■ PROBLEM TO SOLVE: Drop every picture, then transcribe the remaining data exactly.

■ WORKING DATA:
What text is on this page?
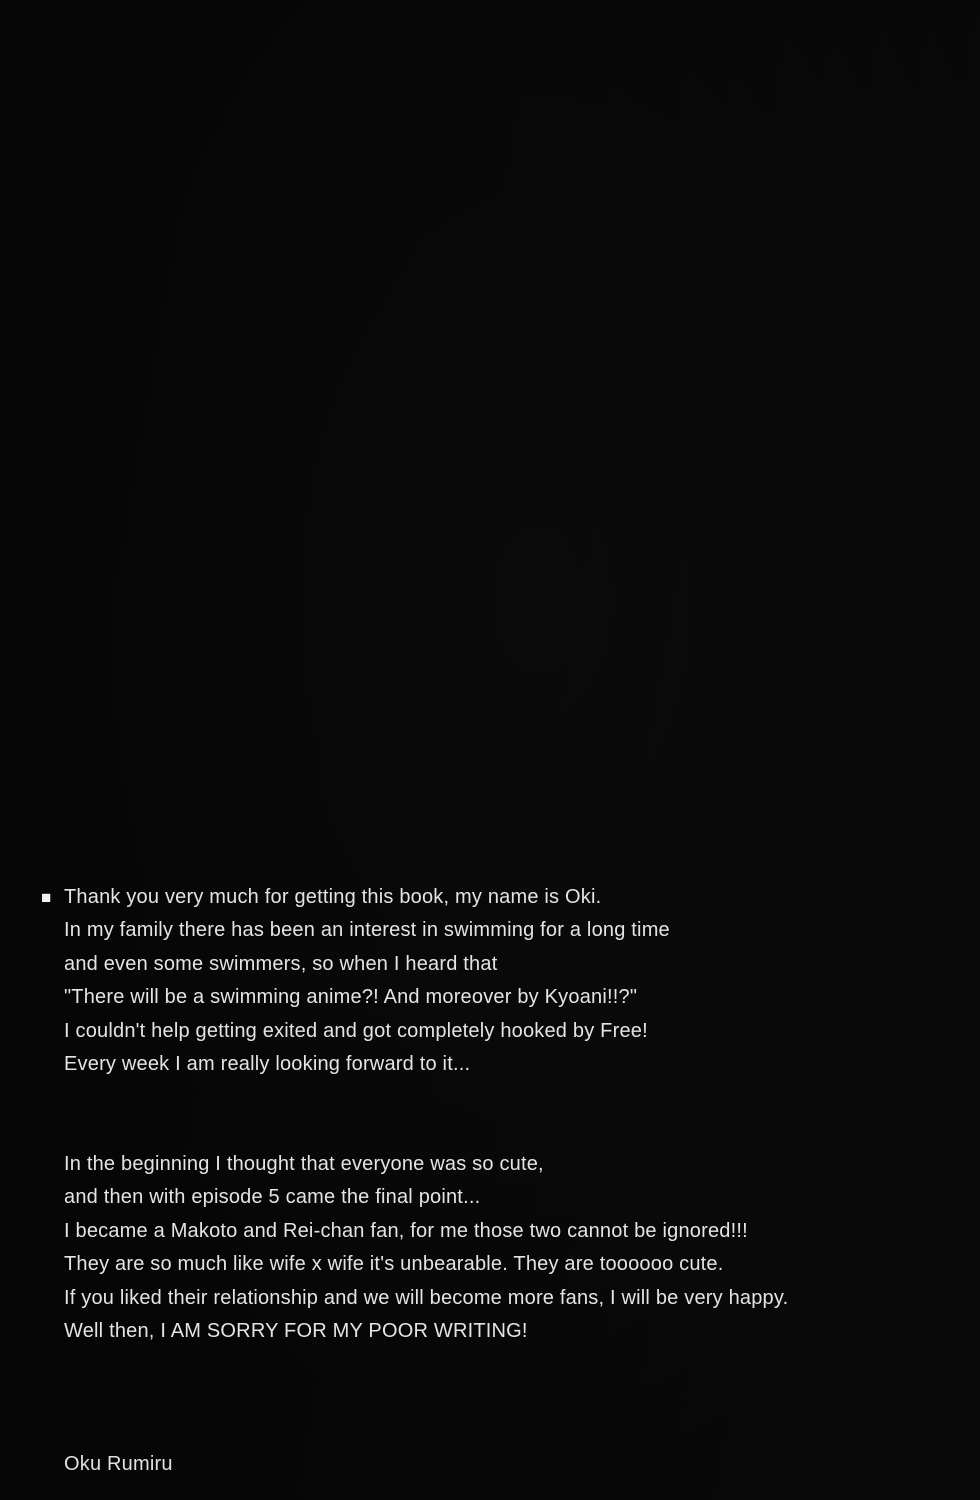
■ Thank you very much for getting this book, my name is Oki.
In my family there has been an interest in swimming for a long time
and even some swimmers, so when I heard that
"There will be a swimming anime?! And moreover by Kyoani!!?"
I couldn't help getting exited and got completely hooked by Free!
Every week I am really looking forward to it...
In the beginning I thought that everyone was so cute,
and then with episode 5 came the final point...
I became a Makoto and Rei-chan fan, for me those two cannot be ignored!!!
They are so much like wife x wife it's unbearable. They are toooooo cute.
If you liked their relationship and we will become more fans, I will be very happy.
Well then, I AM SORRY FOR MY POOR WRITING!
Oku Rumiru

■ EXERCISE SOLUTION:
What text is on this page?
■ Thank you very much for getting this book, my name is Oki.
In my family there has been an interest in swimming for a long time
and even some swimmers, so when I heard that
"There will be a swimming anime?! And moreover by Kyoani!!?"
I couldn't help getting exited and got completely hooked by Free!
Every week I am really looking forward to it...
In the beginning I thought that everyone was so cute,
and then with episode 5 came the final point...
I became a Makoto and Rei-chan fan, for me those two cannot be ignored!!!
They are so much like wife x wife it's unbearable. They are toooooo cute.
If you liked their relationship and we will become more fans, I will be very happy.
Well then, I AM SORRY FOR MY POOR WRITING!
Oku Rumiru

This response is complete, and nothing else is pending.